### Exercise requirements
Repeat each line of the material below exactly as it appears, minus any pictures.

### Provided information
◇ ◇ ◇
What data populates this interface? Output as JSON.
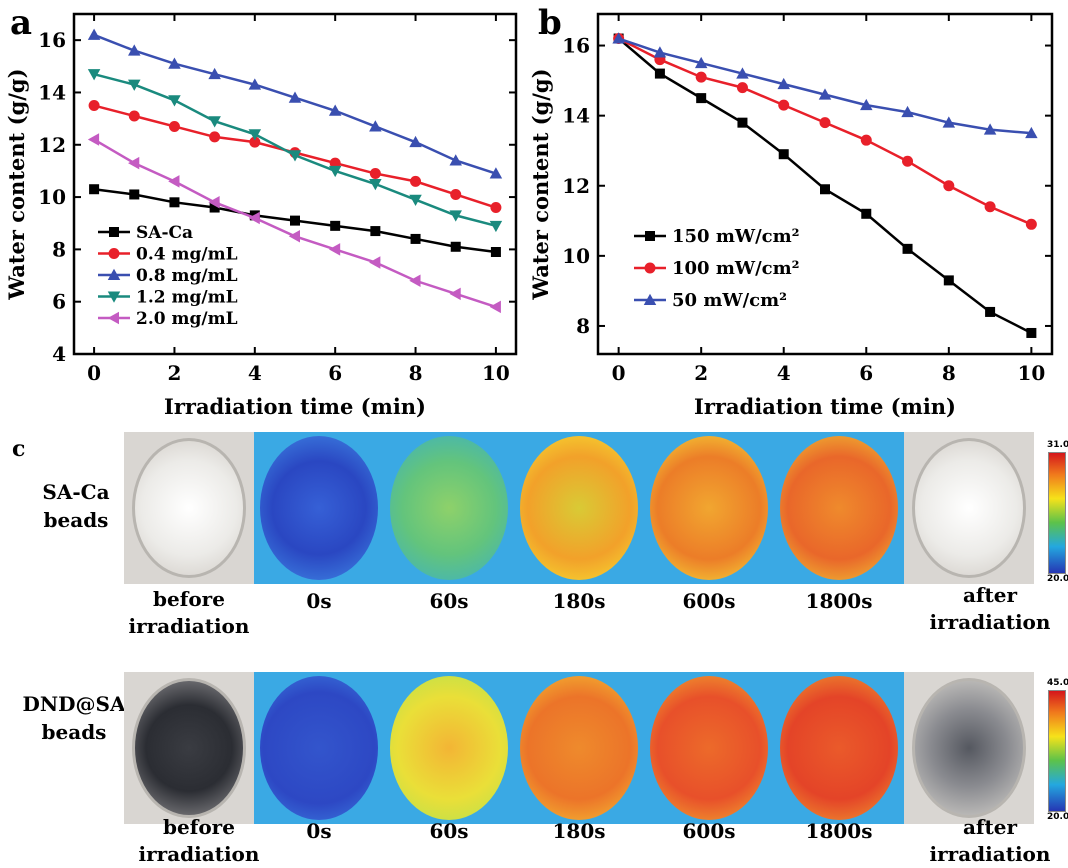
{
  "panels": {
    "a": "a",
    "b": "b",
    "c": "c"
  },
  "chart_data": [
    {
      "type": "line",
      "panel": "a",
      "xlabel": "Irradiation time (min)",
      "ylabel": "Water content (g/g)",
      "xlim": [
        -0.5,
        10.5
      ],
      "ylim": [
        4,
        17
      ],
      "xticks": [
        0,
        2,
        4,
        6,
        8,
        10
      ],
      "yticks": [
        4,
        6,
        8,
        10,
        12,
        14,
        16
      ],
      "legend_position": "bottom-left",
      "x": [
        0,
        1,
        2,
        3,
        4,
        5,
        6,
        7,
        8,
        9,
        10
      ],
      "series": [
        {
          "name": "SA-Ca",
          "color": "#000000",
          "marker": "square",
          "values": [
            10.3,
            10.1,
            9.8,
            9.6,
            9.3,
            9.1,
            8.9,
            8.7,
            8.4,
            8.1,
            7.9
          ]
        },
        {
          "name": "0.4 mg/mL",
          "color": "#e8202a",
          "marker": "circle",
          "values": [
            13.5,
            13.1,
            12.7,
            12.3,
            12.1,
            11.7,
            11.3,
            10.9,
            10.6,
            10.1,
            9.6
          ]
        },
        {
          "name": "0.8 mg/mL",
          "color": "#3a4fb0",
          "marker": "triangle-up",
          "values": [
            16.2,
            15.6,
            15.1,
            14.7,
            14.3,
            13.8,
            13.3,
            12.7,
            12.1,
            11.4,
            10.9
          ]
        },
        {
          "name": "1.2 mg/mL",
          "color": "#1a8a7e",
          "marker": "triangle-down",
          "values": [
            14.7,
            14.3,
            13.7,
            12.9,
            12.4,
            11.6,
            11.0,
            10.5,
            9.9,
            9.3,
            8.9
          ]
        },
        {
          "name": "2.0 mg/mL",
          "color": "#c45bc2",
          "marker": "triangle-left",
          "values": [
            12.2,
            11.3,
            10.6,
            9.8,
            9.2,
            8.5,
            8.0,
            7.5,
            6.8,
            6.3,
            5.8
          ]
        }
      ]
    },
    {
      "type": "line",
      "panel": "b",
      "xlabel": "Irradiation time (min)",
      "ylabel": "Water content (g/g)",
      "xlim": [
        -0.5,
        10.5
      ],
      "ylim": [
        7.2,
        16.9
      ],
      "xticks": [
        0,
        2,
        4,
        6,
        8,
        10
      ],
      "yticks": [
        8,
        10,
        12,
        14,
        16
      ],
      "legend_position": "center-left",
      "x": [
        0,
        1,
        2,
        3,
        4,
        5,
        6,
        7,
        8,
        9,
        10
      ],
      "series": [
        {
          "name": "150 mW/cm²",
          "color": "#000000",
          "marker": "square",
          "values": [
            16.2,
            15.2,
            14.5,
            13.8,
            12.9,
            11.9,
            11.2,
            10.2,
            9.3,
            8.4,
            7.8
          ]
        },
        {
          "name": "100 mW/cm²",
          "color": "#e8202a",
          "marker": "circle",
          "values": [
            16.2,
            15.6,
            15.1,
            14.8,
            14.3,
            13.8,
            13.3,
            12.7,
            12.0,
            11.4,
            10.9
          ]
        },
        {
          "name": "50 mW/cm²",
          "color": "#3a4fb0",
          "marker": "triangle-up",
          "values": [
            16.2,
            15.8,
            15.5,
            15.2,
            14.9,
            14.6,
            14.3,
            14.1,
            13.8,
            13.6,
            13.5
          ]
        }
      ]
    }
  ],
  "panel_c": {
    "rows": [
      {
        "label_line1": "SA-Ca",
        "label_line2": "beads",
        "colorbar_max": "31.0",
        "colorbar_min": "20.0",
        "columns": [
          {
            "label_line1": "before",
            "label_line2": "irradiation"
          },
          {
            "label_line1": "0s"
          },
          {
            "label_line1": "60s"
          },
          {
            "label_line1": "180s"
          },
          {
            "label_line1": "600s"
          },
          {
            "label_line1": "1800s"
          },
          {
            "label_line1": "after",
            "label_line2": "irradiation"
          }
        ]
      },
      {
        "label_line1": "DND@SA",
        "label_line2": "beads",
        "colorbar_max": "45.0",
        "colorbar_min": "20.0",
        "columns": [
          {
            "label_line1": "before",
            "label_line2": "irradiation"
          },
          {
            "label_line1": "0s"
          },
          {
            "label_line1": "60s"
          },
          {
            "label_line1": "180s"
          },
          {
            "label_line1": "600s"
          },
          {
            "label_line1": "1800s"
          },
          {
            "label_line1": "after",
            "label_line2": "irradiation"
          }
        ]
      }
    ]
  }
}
◇ ◇ ◇
### Expected answer
What data populates this interface? Output as JSON.
{
  "panels": {
    "a": "a",
    "b": "b",
    "c": "c"
  },
  "chart_data": [
    {
      "type": "line",
      "panel": "a",
      "xlabel": "Irradiation time (min)",
      "ylabel": "Water content (g/g)",
      "xlim": [
        -0.5,
        10.5
      ],
      "ylim": [
        4,
        17
      ],
      "xticks": [
        0,
        2,
        4,
        6,
        8,
        10
      ],
      "yticks": [
        4,
        6,
        8,
        10,
        12,
        14,
        16
      ],
      "legend_position": "bottom-left",
      "x": [
        0,
        1,
        2,
        3,
        4,
        5,
        6,
        7,
        8,
        9,
        10
      ],
      "series": [
        {
          "name": "SA-Ca",
          "color": "#000000",
          "marker": "square",
          "values": [
            10.3,
            10.1,
            9.8,
            9.6,
            9.3,
            9.1,
            8.9,
            8.7,
            8.4,
            8.1,
            7.9
          ]
        },
        {
          "name": "0.4 mg/mL",
          "color": "#e8202a",
          "marker": "circle",
          "values": [
            13.5,
            13.1,
            12.7,
            12.3,
            12.1,
            11.7,
            11.3,
            10.9,
            10.6,
            10.1,
            9.6
          ]
        },
        {
          "name": "0.8 mg/mL",
          "color": "#3a4fb0",
          "marker": "triangle-up",
          "values": [
            16.2,
            15.6,
            15.1,
            14.7,
            14.3,
            13.8,
            13.3,
            12.7,
            12.1,
            11.4,
            10.9
          ]
        },
        {
          "name": "1.2 mg/mL",
          "color": "#1a8a7e",
          "marker": "triangle-down",
          "values": [
            14.7,
            14.3,
            13.7,
            12.9,
            12.4,
            11.6,
            11.0,
            10.5,
            9.9,
            9.3,
            8.9
          ]
        },
        {
          "name": "2.0 mg/mL",
          "color": "#c45bc2",
          "marker": "triangle-left",
          "values": [
            12.2,
            11.3,
            10.6,
            9.8,
            9.2,
            8.5,
            8.0,
            7.5,
            6.8,
            6.3,
            5.8
          ]
        }
      ]
    },
    {
      "type": "line",
      "panel": "b",
      "xlabel": "Irradiation time (min)",
      "ylabel": "Water content (g/g)",
      "xlim": [
        -0.5,
        10.5
      ],
      "ylim": [
        7.2,
        16.9
      ],
      "xticks": [
        0,
        2,
        4,
        6,
        8,
        10
      ],
      "yticks": [
        8,
        10,
        12,
        14,
        16
      ],
      "legend_position": "center-left",
      "x": [
        0,
        1,
        2,
        3,
        4,
        5,
        6,
        7,
        8,
        9,
        10
      ],
      "series": [
        {
          "name": "150 mW/cm²",
          "color": "#000000",
          "marker": "square",
          "values": [
            16.2,
            15.2,
            14.5,
            13.8,
            12.9,
            11.9,
            11.2,
            10.2,
            9.3,
            8.4,
            7.8
          ]
        },
        {
          "name": "100 mW/cm²",
          "color": "#e8202a",
          "marker": "circle",
          "values": [
            16.2,
            15.6,
            15.1,
            14.8,
            14.3,
            13.8,
            13.3,
            12.7,
            12.0,
            11.4,
            10.9
          ]
        },
        {
          "name": "50 mW/cm²",
          "color": "#3a4fb0",
          "marker": "triangle-up",
          "values": [
            16.2,
            15.8,
            15.5,
            15.2,
            14.9,
            14.6,
            14.3,
            14.1,
            13.8,
            13.6,
            13.5
          ]
        }
      ]
    }
  ],
  "panel_c": {
    "rows": [
      {
        "label_line1": "SA-Ca",
        "label_line2": "beads",
        "colorbar_max": "31.0",
        "colorbar_min": "20.0",
        "columns": [
          {
            "label_line1": "before",
            "label_line2": "irradiation"
          },
          {
            "label_line1": "0s"
          },
          {
            "label_line1": "60s"
          },
          {
            "label_line1": "180s"
          },
          {
            "label_line1": "600s"
          },
          {
            "label_line1": "1800s"
          },
          {
            "label_line1": "after",
            "label_line2": "irradiation"
          }
        ]
      },
      {
        "label_line1": "DND@SA",
        "label_line2": "beads",
        "colorbar_max": "45.0",
        "colorbar_min": "20.0",
        "columns": [
          {
            "label_line1": "before",
            "label_line2": "irradiation"
          },
          {
            "label_line1": "0s"
          },
          {
            "label_line1": "60s"
          },
          {
            "label_line1": "180s"
          },
          {
            "label_line1": "600s"
          },
          {
            "label_line1": "1800s"
          },
          {
            "label_line1": "after",
            "label_line2": "irradiation"
          }
        ]
      }
    ]
  }
}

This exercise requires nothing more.